Start of Data entries

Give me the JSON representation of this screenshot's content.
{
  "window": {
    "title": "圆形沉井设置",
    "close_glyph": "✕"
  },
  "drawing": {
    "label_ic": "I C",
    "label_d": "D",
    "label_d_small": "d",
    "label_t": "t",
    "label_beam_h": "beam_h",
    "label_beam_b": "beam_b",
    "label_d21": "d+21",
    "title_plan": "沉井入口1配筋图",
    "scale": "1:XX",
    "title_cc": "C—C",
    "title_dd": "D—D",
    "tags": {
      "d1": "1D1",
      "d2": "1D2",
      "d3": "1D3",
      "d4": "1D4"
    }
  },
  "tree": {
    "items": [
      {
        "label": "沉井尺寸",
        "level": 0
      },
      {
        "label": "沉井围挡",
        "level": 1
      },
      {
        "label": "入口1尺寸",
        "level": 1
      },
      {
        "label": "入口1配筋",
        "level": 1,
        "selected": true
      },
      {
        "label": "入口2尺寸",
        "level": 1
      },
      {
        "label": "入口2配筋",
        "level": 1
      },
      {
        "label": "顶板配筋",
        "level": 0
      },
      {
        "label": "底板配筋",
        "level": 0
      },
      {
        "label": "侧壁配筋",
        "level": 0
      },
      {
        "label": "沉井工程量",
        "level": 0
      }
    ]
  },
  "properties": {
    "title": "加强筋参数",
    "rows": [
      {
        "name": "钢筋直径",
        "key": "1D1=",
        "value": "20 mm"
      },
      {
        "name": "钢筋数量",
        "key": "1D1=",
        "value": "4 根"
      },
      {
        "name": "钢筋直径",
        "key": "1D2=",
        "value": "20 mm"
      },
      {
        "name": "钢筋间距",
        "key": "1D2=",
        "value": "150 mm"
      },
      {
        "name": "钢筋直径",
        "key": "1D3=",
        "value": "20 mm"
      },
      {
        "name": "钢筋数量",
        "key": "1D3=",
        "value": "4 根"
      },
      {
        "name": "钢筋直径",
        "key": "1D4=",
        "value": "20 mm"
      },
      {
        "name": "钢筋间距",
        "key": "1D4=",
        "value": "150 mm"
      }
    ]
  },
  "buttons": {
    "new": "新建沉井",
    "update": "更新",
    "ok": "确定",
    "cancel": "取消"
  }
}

End of Data entries

| Directions for this task |
Go through the records above and retype each one exactly.

| Exercise result |
Give me the JSON representation of this screenshot's content.
{
  "window": {
    "title": "圆形沉井设置",
    "close_glyph": "✕"
  },
  "drawing": {
    "label_ic": "I C",
    "label_d": "D",
    "label_d_small": "d",
    "label_t": "t",
    "label_beam_h": "beam_h",
    "label_beam_b": "beam_b",
    "label_d21": "d+21",
    "title_plan": "沉井入口1配筋图",
    "scale": "1:XX",
    "title_cc": "C—C",
    "title_dd": "D—D",
    "tags": {
      "d1": "1D1",
      "d2": "1D2",
      "d3": "1D3",
      "d4": "1D4"
    }
  },
  "tree": {
    "items": [
      {
        "label": "沉井尺寸",
        "level": 0
      },
      {
        "label": "沉井围挡",
        "level": 1
      },
      {
        "label": "入口1尺寸",
        "level": 1
      },
      {
        "label": "入口1配筋",
        "level": 1,
        "selected": true
      },
      {
        "label": "入口2尺寸",
        "level": 1
      },
      {
        "label": "入口2配筋",
        "level": 1
      },
      {
        "label": "顶板配筋",
        "level": 0
      },
      {
        "label": "底板配筋",
        "level": 0
      },
      {
        "label": "侧壁配筋",
        "level": 0
      },
      {
        "label": "沉井工程量",
        "level": 0
      }
    ]
  },
  "properties": {
    "title": "加强筋参数",
    "rows": [
      {
        "name": "钢筋直径",
        "key": "1D1=",
        "value": "20 mm"
      },
      {
        "name": "钢筋数量",
        "key": "1D1=",
        "value": "4 根"
      },
      {
        "name": "钢筋直径",
        "key": "1D2=",
        "value": "20 mm"
      },
      {
        "name": "钢筋间距",
        "key": "1D2=",
        "value": "150 mm"
      },
      {
        "name": "钢筋直径",
        "key": "1D3=",
        "value": "20 mm"
      },
      {
        "name": "钢筋数量",
        "key": "1D3=",
        "value": "4 根"
      },
      {
        "name": "钢筋直径",
        "key": "1D4=",
        "value": "20 mm"
      },
      {
        "name": "钢筋间距",
        "key": "1D4=",
        "value": "150 mm"
      }
    ]
  },
  "buttons": {
    "new": "新建沉井",
    "update": "更新",
    "ok": "确定",
    "cancel": "取消"
  }
}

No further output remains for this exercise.